[Aim of the exercise]
Your answer is a single number: how many lines hold the word "than"?

[Data records]
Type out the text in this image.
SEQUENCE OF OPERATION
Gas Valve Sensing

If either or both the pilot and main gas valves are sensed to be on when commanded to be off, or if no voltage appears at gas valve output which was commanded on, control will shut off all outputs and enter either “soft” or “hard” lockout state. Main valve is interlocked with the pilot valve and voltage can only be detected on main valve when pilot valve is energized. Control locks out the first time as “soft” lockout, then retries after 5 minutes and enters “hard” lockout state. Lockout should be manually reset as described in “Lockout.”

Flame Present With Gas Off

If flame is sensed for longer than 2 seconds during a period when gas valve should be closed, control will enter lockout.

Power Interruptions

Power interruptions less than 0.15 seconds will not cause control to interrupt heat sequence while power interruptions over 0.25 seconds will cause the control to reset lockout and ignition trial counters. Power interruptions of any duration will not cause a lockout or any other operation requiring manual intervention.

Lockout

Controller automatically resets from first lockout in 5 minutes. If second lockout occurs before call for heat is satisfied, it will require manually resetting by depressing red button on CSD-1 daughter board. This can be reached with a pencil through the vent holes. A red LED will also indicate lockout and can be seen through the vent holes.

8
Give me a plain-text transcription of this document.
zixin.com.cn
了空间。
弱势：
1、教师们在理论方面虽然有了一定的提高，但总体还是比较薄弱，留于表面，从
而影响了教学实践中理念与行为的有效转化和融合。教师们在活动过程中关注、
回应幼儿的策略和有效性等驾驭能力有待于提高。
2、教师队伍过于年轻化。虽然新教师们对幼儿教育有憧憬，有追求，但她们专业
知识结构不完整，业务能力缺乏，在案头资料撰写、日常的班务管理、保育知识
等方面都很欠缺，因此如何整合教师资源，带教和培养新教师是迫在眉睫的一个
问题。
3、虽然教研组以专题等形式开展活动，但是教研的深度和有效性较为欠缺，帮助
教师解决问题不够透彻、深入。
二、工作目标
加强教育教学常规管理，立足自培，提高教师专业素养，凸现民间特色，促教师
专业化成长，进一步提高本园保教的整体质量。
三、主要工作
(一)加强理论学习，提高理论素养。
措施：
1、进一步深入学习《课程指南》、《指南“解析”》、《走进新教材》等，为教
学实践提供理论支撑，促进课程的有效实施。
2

[Written reply]
2